• [DIRECTIONS] Return all lines where the word "Opinion" can be found.

(Records from a collection of figures)
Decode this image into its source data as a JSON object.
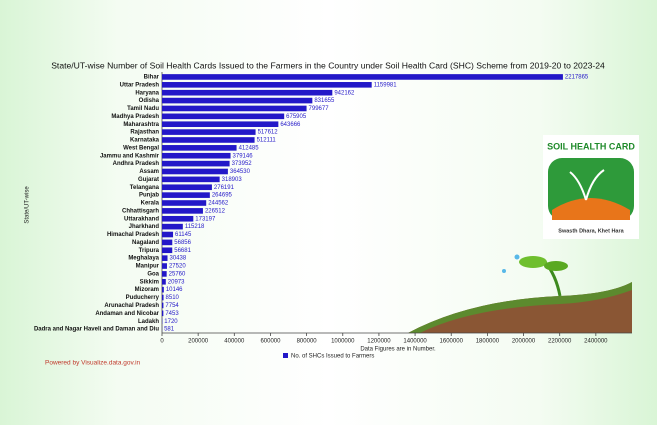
{
  "chart_data": {
    "type": "hbar",
    "title": "State/UT-wise Number of Soil Health Cards Issued to the Farmers in the Country under Soil Health Card (SHC) Scheme from 2019-20 to 2023-24",
    "y_label": "State/UT-wise",
    "x_label": "Data Figures are in Number.",
    "footer": "Powered by Visualize.data.gov.in",
    "logo": {
      "title": "SOIL HEALTH CARD",
      "tagline": "Swasth Dhara, Khet Hara"
    },
    "categories": [
      "Bihar",
      "Uttar Pradesh",
      "Haryana",
      "Odisha",
      "Tamil Nadu",
      "Madhya Pradesh",
      "Maharashtra",
      "Rajasthan",
      "Karnataka",
      "West Bengal",
      "Jammu and Kashmir",
      "Andhra Pradesh",
      "Assam",
      "Gujarat",
      "Telangana",
      "Punjab",
      "Kerala",
      "Chhattisgarh",
      "Uttarakhand",
      "Jharkhand",
      "Himachal Pradesh",
      "Nagaland",
      "Tripura",
      "Meghalaya",
      "Manipur",
      "Goa",
      "Sikkim",
      "Mizoram",
      "Puducherry",
      "Arunachal Pradesh",
      "Andaman and Nicobar",
      "Ladakh",
      "Dadra and Nagar Haveli and Daman and Diu"
    ],
    "series": [
      {
        "name": "No. of SHCs Issued to Farmers",
        "color": "#2318c8",
        "values": [
          2217865,
          1159981,
          942162,
          831655,
          799677,
          675905,
          643666,
          517612,
          512111,
          412485,
          379146,
          373952,
          364530,
          318903,
          276191,
          264695,
          244562,
          226512,
          173197,
          115218,
          61145,
          56856,
          56681,
          30438,
          27520,
          25760,
          20973,
          10146,
          8510,
          7754,
          7453,
          1720,
          581
        ]
      }
    ],
    "xlim": [
      0,
      2600000
    ],
    "xticks": [
      0,
      200000,
      400000,
      600000,
      800000,
      1000000,
      1200000,
      1400000,
      1600000,
      1800000,
      2000000,
      2200000,
      2400000
    ],
    "legend": "bottom"
  }
}
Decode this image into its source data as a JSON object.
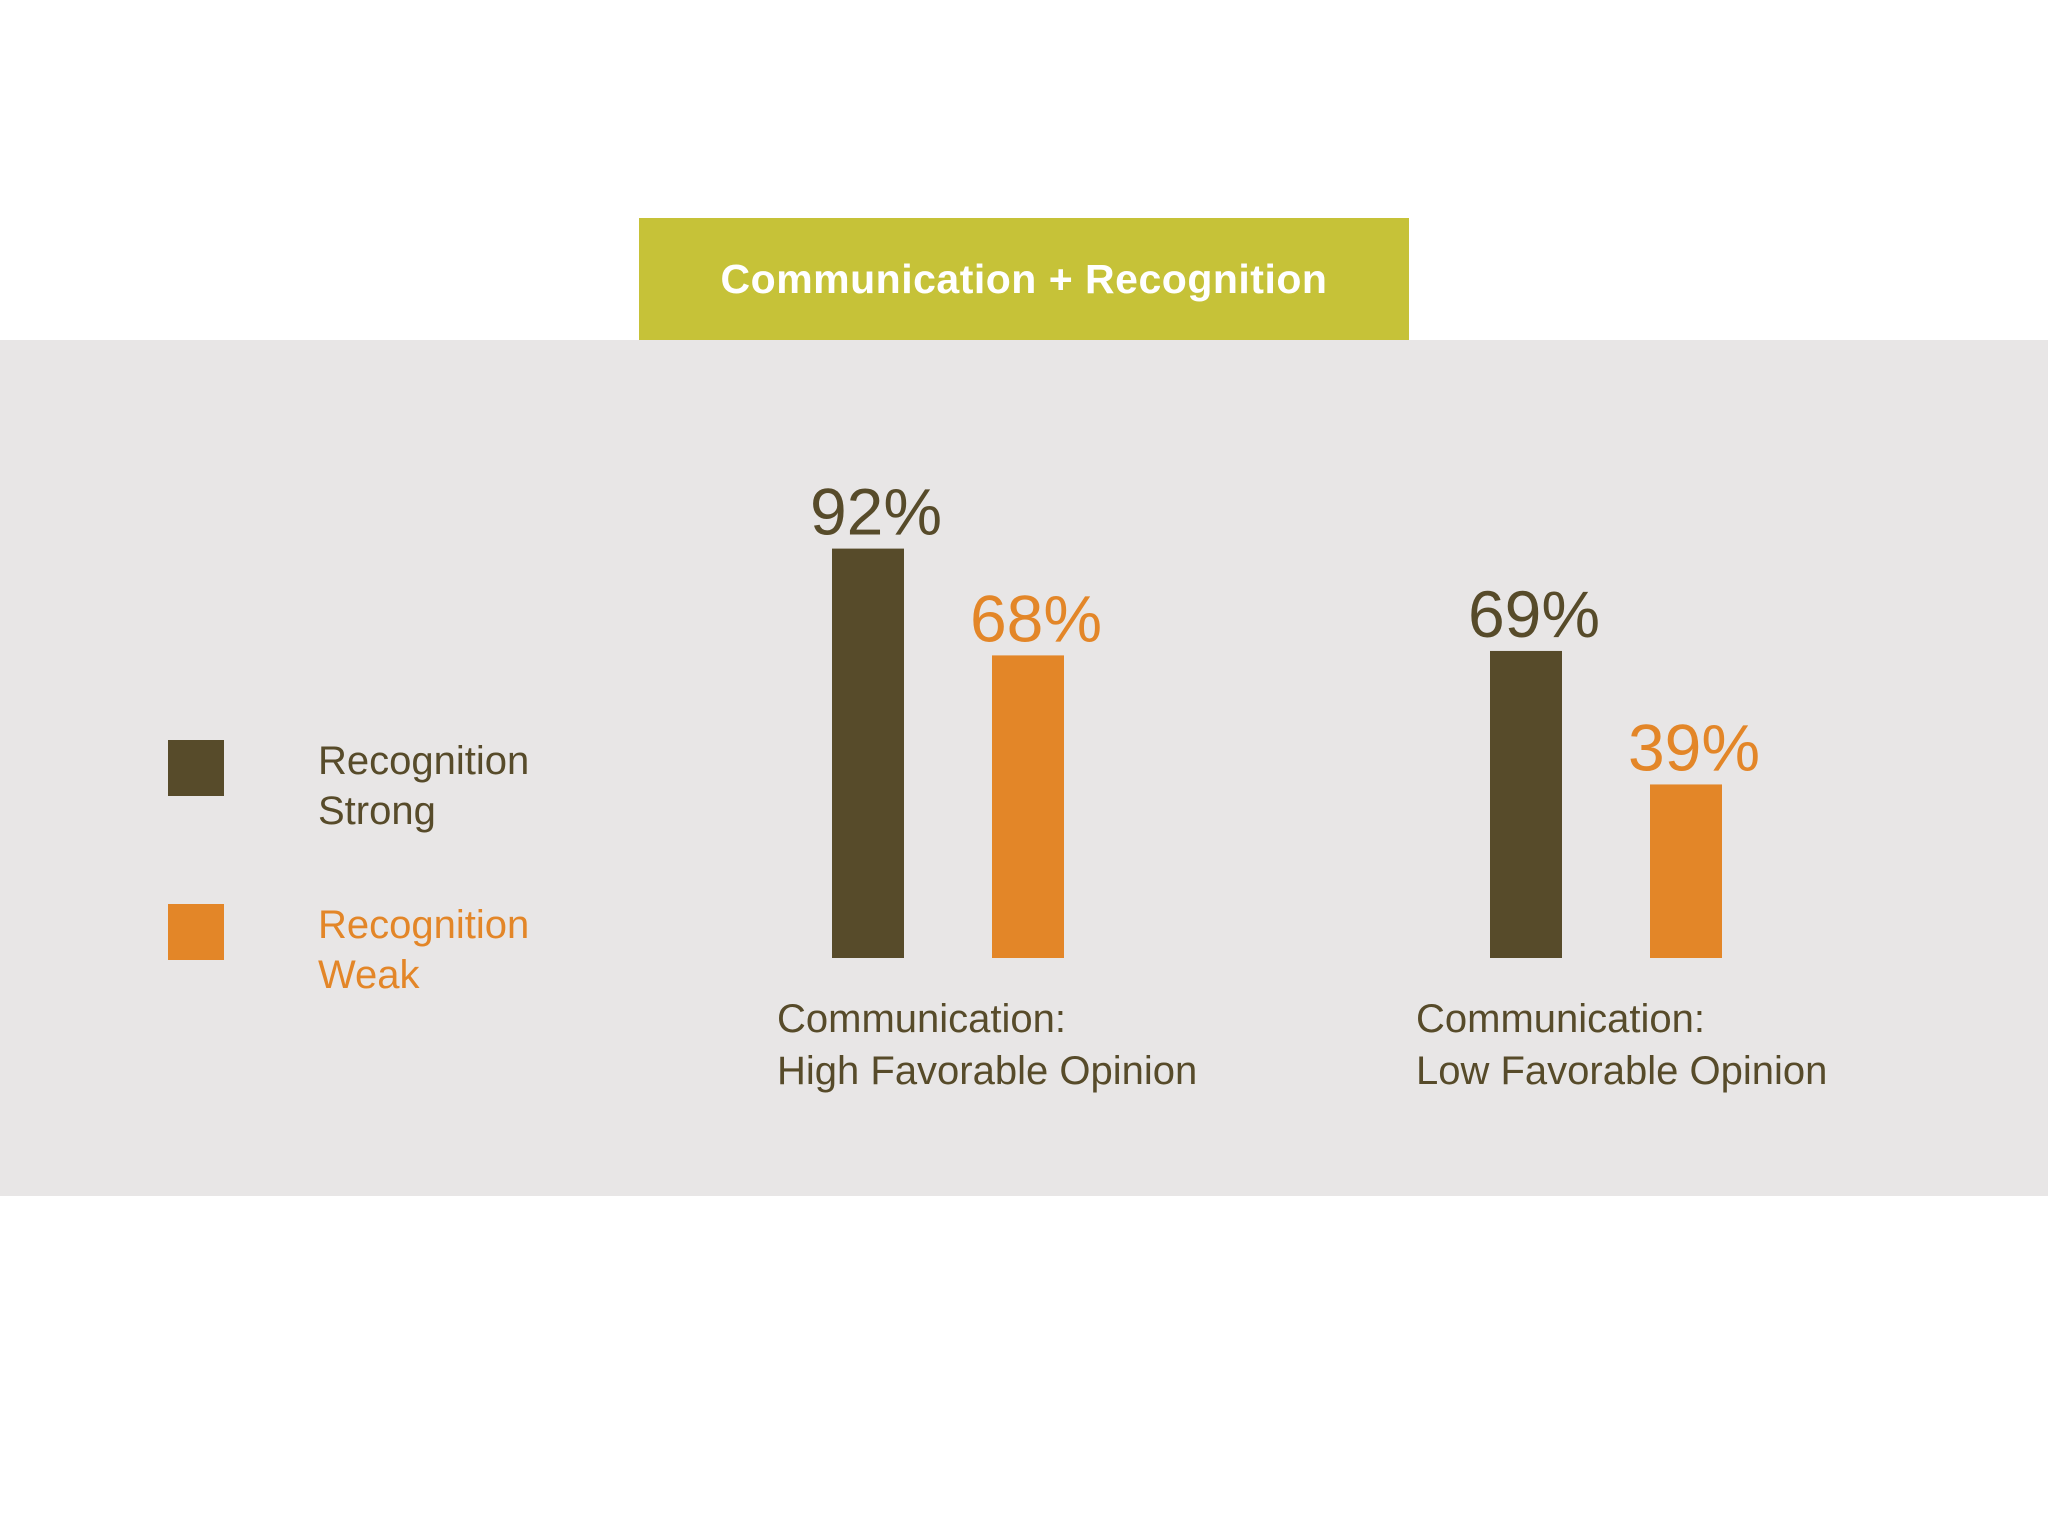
{
  "title": "Communication + Recognition",
  "colors": {
    "strong": "#574b2a",
    "weak": "#e38628",
    "banner": "#c6c238",
    "panel": "#e8e6e6"
  },
  "legend": [
    {
      "label": "Recognition\nStrong",
      "color": "#574b2a"
    },
    {
      "label": "Recognition\nWeak",
      "color": "#e38628"
    }
  ],
  "chart_data": {
    "type": "bar",
    "title": "Communication + Recognition",
    "categories": [
      [
        "Communication:",
        "High Favorable Opinion"
      ],
      [
        "Communication:",
        "Low Favorable Opinion"
      ]
    ],
    "series": [
      {
        "name": "Recognition Strong",
        "values": [
          92,
          69
        ],
        "labels": [
          "92%",
          "69%"
        ],
        "color": "#574b2a"
      },
      {
        "name": "Recognition Weak",
        "values": [
          68,
          39
        ],
        "labels": [
          "68%",
          "39%"
        ],
        "color": "#e38628"
      }
    ],
    "ylim": [
      0,
      100
    ],
    "grid": false,
    "legend_position": "left"
  }
}
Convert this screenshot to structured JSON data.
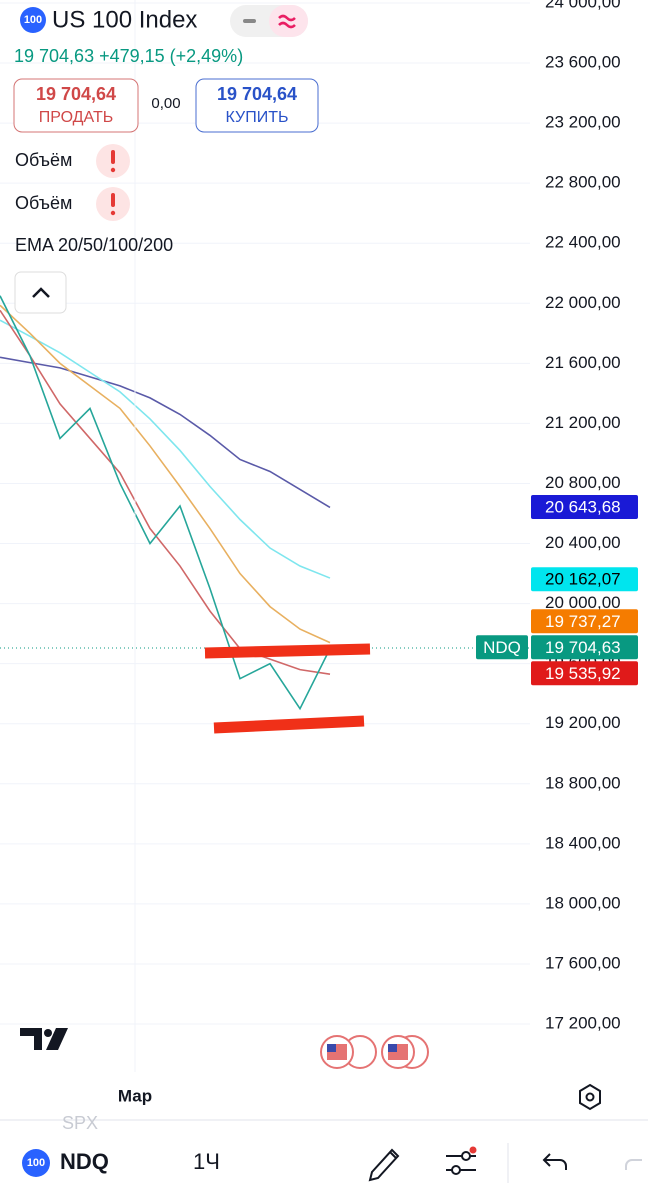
{
  "header": {
    "badge": "100",
    "title": "US 100 Index",
    "quote": "19 704,63  +479,15 (+2,49%)"
  },
  "sell": {
    "price": "19 704,64",
    "label": "ПРОДАТЬ"
  },
  "spread": "0,00",
  "buy": {
    "price": "19 704,64",
    "label": "КУПИТЬ"
  },
  "indicators": [
    "Объём",
    "Объём",
    "EMA 20/50/100/200"
  ],
  "chart_data": {
    "type": "line",
    "x": [
      0,
      30,
      60,
      90,
      120,
      150,
      180,
      210,
      240,
      270,
      300,
      330
    ],
    "xlim": [
      0,
      530
    ],
    "x_axis_label": "Мар",
    "ylim": [
      16887,
      24020
    ],
    "yticks": [
      {
        "value": 24000,
        "label": "24 000,00"
      },
      {
        "value": 23600,
        "label": "23 600,00"
      },
      {
        "value": 23200,
        "label": "23 200,00"
      },
      {
        "value": 22800,
        "label": "22 800,00"
      },
      {
        "value": 22400,
        "label": "22 400,00"
      },
      {
        "value": 22000,
        "label": "22 000,00"
      },
      {
        "value": 21600,
        "label": "21 600,00"
      },
      {
        "value": 21200,
        "label": "21 200,00"
      },
      {
        "value": 20800,
        "label": "20 800,00"
      },
      {
        "value": 20400,
        "label": "20 400,00"
      },
      {
        "value": 20000,
        "label": "20 000,00"
      },
      {
        "value": 19600,
        "label": "19 600,00"
      },
      {
        "value": 19200,
        "label": "19 200,00"
      },
      {
        "value": 18800,
        "label": "18 800,00"
      },
      {
        "value": 18400,
        "label": "18 400,00"
      },
      {
        "value": 18000,
        "label": "18 000,00"
      },
      {
        "value": 17600,
        "label": "17 600,00"
      },
      {
        "value": 17200,
        "label": "17 200,00"
      }
    ],
    "grid": true,
    "series": [
      {
        "color": "#5a5aa8",
        "values": [
          21640,
          21605,
          21570,
          21510,
          21450,
          21370,
          21260,
          21120,
          20960,
          20880,
          20760,
          20640
        ]
      },
      {
        "color": "#7ee6ee",
        "values": [
          21887,
          21780,
          21670,
          21540,
          21410,
          21230,
          21020,
          20780,
          20560,
          20370,
          20250,
          20170
        ]
      },
      {
        "color": "#e8b060",
        "values": [
          21987,
          21800,
          21600,
          21450,
          21300,
          21050,
          20780,
          20500,
          20200,
          19980,
          19830,
          19740
        ]
      },
      {
        "color": "#d06868",
        "values": [
          21953,
          21650,
          21330,
          21100,
          20870,
          20500,
          20250,
          19950,
          19700,
          19630,
          19560,
          19530
        ]
      },
      {
        "color": "#26a69a",
        "values": [
          22050,
          21650,
          21100,
          21300,
          20800,
          20400,
          20650,
          20100,
          19500,
          19600,
          19300,
          19700
        ]
      }
    ],
    "last_price": 19704.63,
    "price_tags": [
      {
        "value": 20643.68,
        "label": "20 643,68",
        "color": "#1a1ad6",
        "text_color": "#ffffff"
      },
      {
        "value": 20162.07,
        "label": "20 162,07",
        "color": "#00e5ee",
        "text_color": "#000000"
      },
      {
        "value": 19737.27,
        "label": "19 737,27",
        "color": "#f57c00",
        "text_color": "#ffffff"
      },
      {
        "value": 19704.63,
        "label": "19 704,63",
        "color": "#089981",
        "text_color": "#ffffff",
        "symbol": "NDQ"
      },
      {
        "value": 19535.92,
        "label": "19 535,92",
        "color": "#e01a1a",
        "text_color": "#ffffff"
      }
    ]
  },
  "toolbar": {
    "badge": "100",
    "symbol": "NDQ",
    "interval": "1Ч",
    "ghost_symbol": "SPX"
  }
}
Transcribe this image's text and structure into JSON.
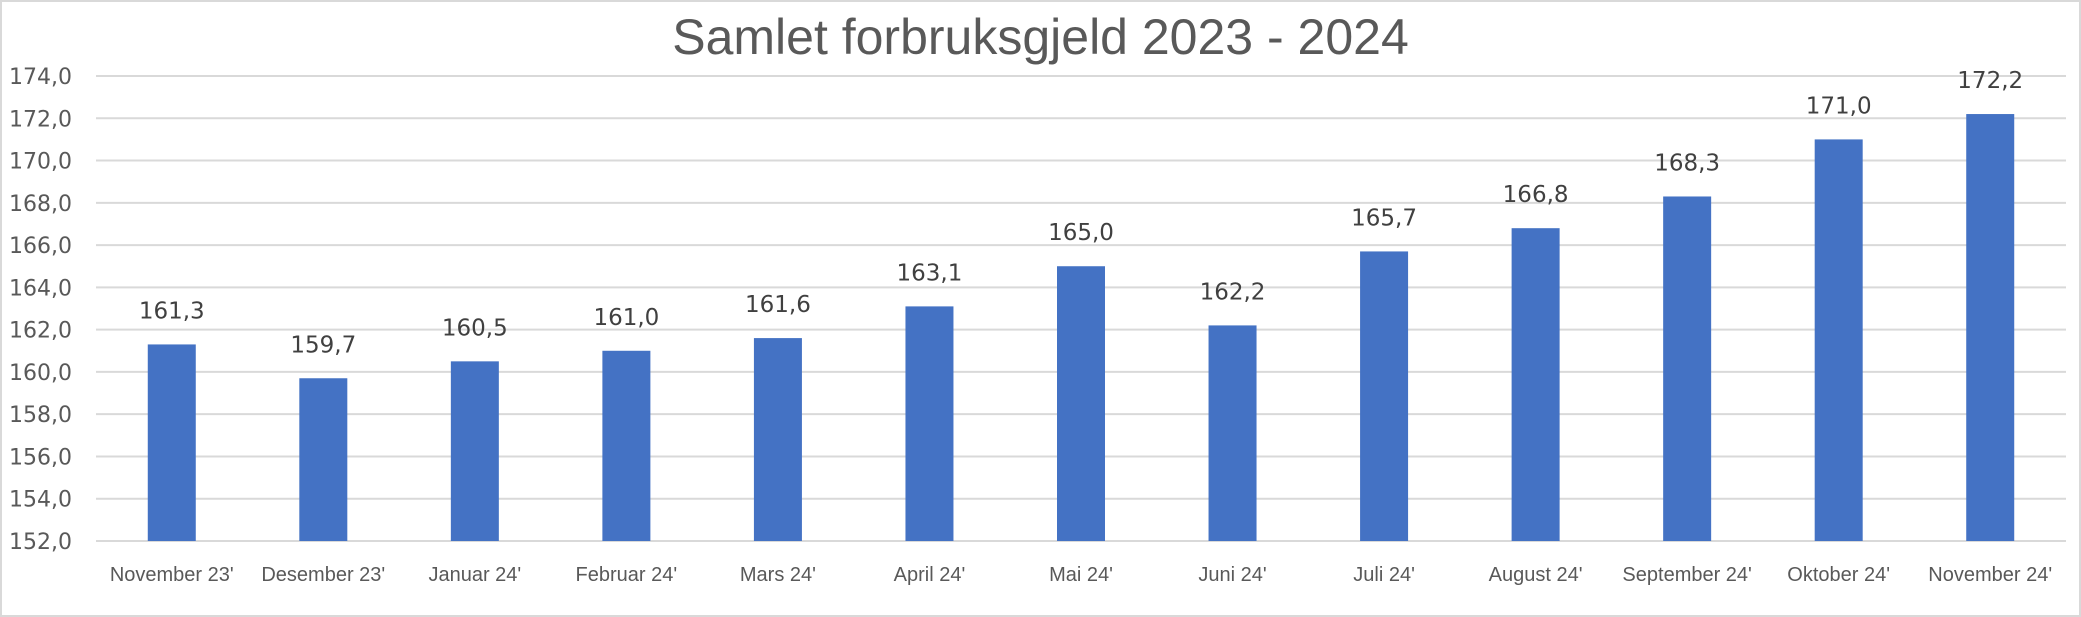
{
  "chart_data": {
    "type": "bar",
    "title": "Samlet forbruksgjeld 2023 - 2024",
    "xlabel": "",
    "ylabel": "",
    "ylim": [
      152,
      174
    ],
    "ytick_step": 2,
    "ytick_labels": [
      "152,0",
      "154,0",
      "156,0",
      "158,0",
      "160,0",
      "162,0",
      "164,0",
      "166,0",
      "168,0",
      "170,0",
      "172,0",
      "174,0"
    ],
    "grid": true,
    "legend": "none",
    "bar_color": "#4472C4",
    "categories": [
      "November 23'",
      "Desember 23'",
      "Januar 24'",
      "Februar 24'",
      "Mars 24'",
      "April 24'",
      "Mai 24'",
      "Juni 24'",
      "Juli 24'",
      "August 24'",
      "September 24'",
      "Oktober 24'",
      "November 24'"
    ],
    "values": [
      161.3,
      159.7,
      160.5,
      161.0,
      161.6,
      163.1,
      165.0,
      162.2,
      165.7,
      166.8,
      168.3,
      171.0,
      172.2
    ],
    "data_labels": [
      "161,3",
      "159,7",
      "160,5",
      "161,0",
      "161,6",
      "163,1",
      "165,0",
      "162,2",
      "165,7",
      "166,8",
      "168,3",
      "171,0",
      "172,2"
    ]
  }
}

• [TASK OUTPUT]
        "High Favorable Opinion"
        "Low Favorable Opinion"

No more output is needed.